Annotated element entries

>> begin

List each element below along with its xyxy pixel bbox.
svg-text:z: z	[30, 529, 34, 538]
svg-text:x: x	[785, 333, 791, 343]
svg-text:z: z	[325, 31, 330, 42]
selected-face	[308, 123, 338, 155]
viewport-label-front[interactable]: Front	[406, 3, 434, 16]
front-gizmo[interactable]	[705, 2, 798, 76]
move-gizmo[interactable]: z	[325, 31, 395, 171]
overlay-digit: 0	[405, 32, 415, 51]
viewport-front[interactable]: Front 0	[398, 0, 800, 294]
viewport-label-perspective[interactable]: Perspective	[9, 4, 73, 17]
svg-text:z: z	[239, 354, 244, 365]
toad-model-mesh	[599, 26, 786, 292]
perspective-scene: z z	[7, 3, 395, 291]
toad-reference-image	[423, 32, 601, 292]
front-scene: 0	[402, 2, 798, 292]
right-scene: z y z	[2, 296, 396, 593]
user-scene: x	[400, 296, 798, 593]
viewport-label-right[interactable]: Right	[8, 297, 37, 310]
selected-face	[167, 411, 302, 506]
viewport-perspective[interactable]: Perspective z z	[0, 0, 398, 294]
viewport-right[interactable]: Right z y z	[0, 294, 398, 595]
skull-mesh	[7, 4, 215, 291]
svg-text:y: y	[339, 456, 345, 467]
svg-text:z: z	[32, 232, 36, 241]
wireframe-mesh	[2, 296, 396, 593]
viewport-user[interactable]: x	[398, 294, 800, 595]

>> end
>> begin

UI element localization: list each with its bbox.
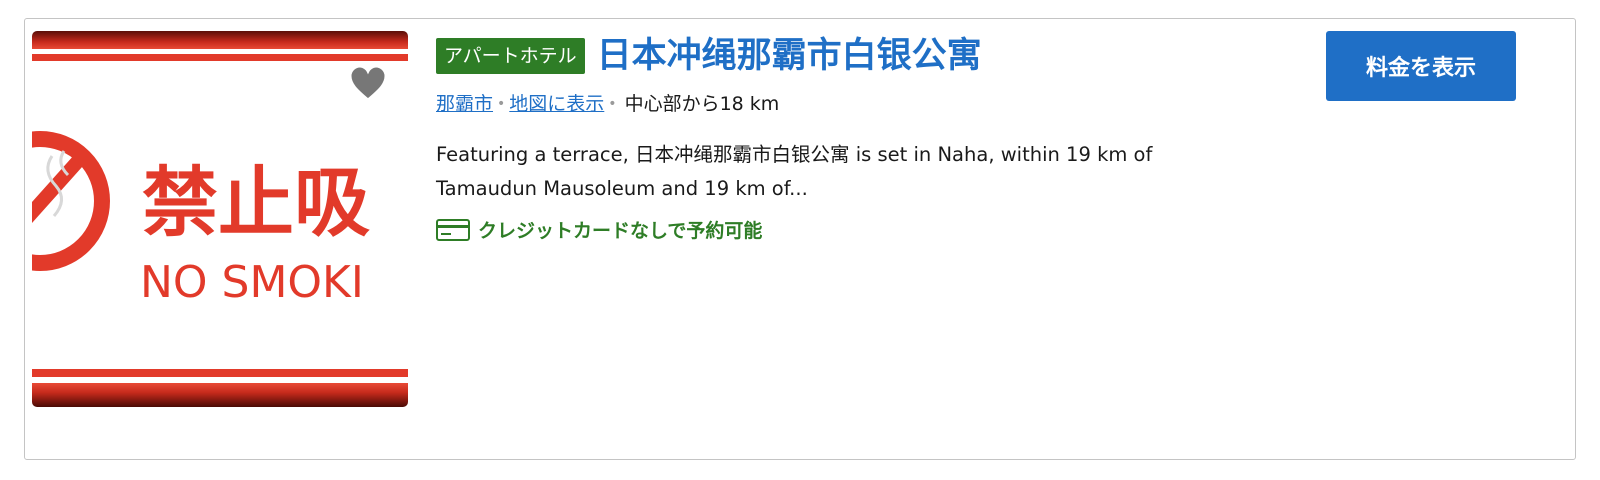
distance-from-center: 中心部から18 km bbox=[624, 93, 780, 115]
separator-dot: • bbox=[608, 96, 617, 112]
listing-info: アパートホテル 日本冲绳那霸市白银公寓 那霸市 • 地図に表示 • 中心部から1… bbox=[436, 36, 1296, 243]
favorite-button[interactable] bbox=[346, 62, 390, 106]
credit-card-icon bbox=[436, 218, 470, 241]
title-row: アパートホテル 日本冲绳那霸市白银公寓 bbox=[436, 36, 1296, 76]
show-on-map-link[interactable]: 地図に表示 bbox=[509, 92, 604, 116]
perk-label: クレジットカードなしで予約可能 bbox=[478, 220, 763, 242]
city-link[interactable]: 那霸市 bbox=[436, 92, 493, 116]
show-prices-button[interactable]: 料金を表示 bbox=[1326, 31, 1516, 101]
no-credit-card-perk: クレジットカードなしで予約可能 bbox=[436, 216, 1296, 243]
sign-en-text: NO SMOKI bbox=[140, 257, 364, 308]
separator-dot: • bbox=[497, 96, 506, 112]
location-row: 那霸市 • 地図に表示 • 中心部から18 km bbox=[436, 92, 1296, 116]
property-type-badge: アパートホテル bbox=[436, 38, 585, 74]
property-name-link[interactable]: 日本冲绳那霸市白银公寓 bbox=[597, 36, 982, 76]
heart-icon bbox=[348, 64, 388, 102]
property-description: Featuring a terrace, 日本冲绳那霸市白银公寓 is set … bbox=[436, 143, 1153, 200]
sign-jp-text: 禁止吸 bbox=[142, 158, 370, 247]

>> end

Quote the rows above word for word, starting with the line that contains "distance-from-center: 中心部から18 km" and going on through the line that contains "no-credit-card-perk: クレジットカードなしで予約可能 bbox=[436, 216, 1296, 243]".

distance-from-center: 中心部から18 km bbox=[624, 93, 780, 115]
separator-dot: • bbox=[608, 96, 617, 112]
listing-info: アパートホテル 日本冲绳那霸市白银公寓 那霸市 • 地図に表示 • 中心部から1… bbox=[436, 36, 1296, 243]
favorite-button[interactable] bbox=[346, 62, 390, 106]
credit-card-icon bbox=[436, 218, 470, 241]
title-row: アパートホテル 日本冲绳那霸市白银公寓 bbox=[436, 36, 1296, 76]
show-on-map-link[interactable]: 地図に表示 bbox=[509, 92, 604, 116]
perk-label: クレジットカードなしで予約可能 bbox=[478, 220, 763, 242]
city-link[interactable]: 那霸市 bbox=[436, 92, 493, 116]
show-prices-button[interactable]: 料金を表示 bbox=[1326, 31, 1516, 101]
no-credit-card-perk: クレジットカードなしで予約可能 bbox=[436, 216, 1296, 243]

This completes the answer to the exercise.